_What to work on_.
Exact repetition is required: output every record in full.

-------------------------

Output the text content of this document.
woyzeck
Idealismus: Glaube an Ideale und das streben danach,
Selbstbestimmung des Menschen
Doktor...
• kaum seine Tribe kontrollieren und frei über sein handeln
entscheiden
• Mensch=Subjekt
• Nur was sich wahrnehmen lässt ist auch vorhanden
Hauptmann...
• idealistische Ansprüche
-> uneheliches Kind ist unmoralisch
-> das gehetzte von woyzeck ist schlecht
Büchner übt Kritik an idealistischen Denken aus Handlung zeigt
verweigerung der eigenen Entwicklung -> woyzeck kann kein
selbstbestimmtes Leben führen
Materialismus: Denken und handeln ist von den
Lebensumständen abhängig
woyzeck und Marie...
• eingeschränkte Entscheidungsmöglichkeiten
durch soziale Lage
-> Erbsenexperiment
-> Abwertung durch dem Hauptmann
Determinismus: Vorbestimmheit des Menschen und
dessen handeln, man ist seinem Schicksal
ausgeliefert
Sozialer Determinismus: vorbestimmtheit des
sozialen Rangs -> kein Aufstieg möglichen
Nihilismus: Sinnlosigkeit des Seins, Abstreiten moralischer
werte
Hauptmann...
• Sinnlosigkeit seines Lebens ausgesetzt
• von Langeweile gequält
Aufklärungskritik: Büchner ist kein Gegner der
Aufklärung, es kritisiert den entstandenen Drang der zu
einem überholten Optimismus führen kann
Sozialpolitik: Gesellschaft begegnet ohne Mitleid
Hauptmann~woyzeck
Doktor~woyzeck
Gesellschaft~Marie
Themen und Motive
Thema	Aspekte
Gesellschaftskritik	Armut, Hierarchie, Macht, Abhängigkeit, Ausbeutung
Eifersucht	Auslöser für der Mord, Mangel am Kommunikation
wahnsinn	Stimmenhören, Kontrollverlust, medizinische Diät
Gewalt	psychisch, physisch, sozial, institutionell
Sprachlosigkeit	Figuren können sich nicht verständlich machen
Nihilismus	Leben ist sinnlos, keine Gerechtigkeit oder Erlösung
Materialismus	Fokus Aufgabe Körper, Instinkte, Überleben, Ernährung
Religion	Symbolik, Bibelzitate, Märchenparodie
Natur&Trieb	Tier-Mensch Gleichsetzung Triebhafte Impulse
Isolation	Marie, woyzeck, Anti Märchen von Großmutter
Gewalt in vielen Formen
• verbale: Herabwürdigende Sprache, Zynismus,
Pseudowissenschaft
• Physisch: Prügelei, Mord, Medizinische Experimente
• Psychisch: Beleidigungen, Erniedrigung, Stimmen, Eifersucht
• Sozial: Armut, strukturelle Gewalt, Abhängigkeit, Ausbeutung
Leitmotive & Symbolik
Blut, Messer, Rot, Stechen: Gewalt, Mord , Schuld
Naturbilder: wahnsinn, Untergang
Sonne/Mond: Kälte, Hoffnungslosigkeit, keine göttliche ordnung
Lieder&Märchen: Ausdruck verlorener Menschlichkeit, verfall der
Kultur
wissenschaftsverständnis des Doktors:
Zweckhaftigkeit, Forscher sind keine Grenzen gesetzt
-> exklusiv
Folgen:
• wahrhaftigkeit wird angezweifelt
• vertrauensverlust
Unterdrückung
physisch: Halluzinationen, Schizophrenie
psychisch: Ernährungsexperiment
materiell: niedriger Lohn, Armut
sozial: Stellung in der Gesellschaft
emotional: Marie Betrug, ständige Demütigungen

-------------------------

_Result of this exercise_.
Output the text content of this document.
woyzeck
Idealismus: Glaube an Ideale und das streben danach,
Selbstbestimmung des Menschen
Doktor...
• kaum seine Tribe kontrollieren und frei über sein handeln
entscheiden
• Mensch=Subjekt
• Nur was sich wahrnehmen lässt ist auch vorhanden
Hauptmann...
• idealistische Ansprüche
-> uneheliches Kind ist unmoralisch
-> das gehetzte von woyzeck ist schlecht
Büchner übt Kritik an idealistischen Denken aus Handlung zeigt
verweigerung der eigenen Entwicklung -> woyzeck kann kein
selbstbestimmtes Leben führen
Materialismus: Denken und handeln ist von den
Lebensumständen abhängig
woyzeck und Marie...
• eingeschränkte Entscheidungsmöglichkeiten
durch soziale Lage
-> Erbsenexperiment
-> Abwertung durch dem Hauptmann
Determinismus: Vorbestimmheit des Menschen und
dessen handeln, man ist seinem Schicksal
ausgeliefert
Sozialer Determinismus: vorbestimmtheit des
sozialen Rangs -> kein Aufstieg möglichen
Nihilismus: Sinnlosigkeit des Seins, Abstreiten moralischer
werte
Hauptmann...
• Sinnlosigkeit seines Lebens ausgesetzt
• von Langeweile gequält
Aufklärungskritik: Büchner ist kein Gegner der
Aufklärung, es kritisiert den entstandenen Drang der zu
einem überholten Optimismus führen kann
Sozialpolitik: Gesellschaft begegnet ohne Mitleid
Hauptmann~woyzeck
Doktor~woyzeck
Gesellschaft~Marie
Themen und Motive
Thema	Aspekte
Gesellschaftskritik	Armut, Hierarchie, Macht, Abhängigkeit, Ausbeutung
Eifersucht	Auslöser für der Mord, Mangel am Kommunikation
wahnsinn	Stimmenhören, Kontrollverlust, medizinische Diät
Gewalt	psychisch, physisch, sozial, institutionell
Sprachlosigkeit	Figuren können sich nicht verständlich machen
Nihilismus	Leben ist sinnlos, keine Gerechtigkeit oder Erlösung
Materialismus	Fokus Aufgabe Körper, Instinkte, Überleben, Ernährung
Religion	Symbolik, Bibelzitate, Märchenparodie
Natur&Trieb	Tier-Mensch Gleichsetzung Triebhafte Impulse
Isolation	Marie, woyzeck, Anti Märchen von Großmutter
Gewalt in vielen Formen
• verbale: Herabwürdigende Sprache, Zynismus,
Pseudowissenschaft
• Physisch: Prügelei, Mord, Medizinische Experimente
• Psychisch: Beleidigungen, Erniedrigung, Stimmen, Eifersucht
• Sozial: Armut, strukturelle Gewalt, Abhängigkeit, Ausbeutung
Leitmotive & Symbolik
Blut, Messer, Rot, Stechen: Gewalt, Mord , Schuld
Naturbilder: wahnsinn, Untergang
Sonne/Mond: Kälte, Hoffnungslosigkeit, keine göttliche ordnung
Lieder&Märchen: Ausdruck verlorener Menschlichkeit, verfall der
Kultur
wissenschaftsverständnis des Doktors:
Zweckhaftigkeit, Forscher sind keine Grenzen gesetzt
-> exklusiv
Folgen:
• wahrhaftigkeit wird angezweifelt
• vertrauensverlust
Unterdrückung
physisch: Halluzinationen, Schizophrenie
psychisch: Ernährungsexperiment
materiell: niedriger Lohn, Armut
sozial: Stellung in der Gesellschaft
emotional: Marie Betrug, ständige Demütigungen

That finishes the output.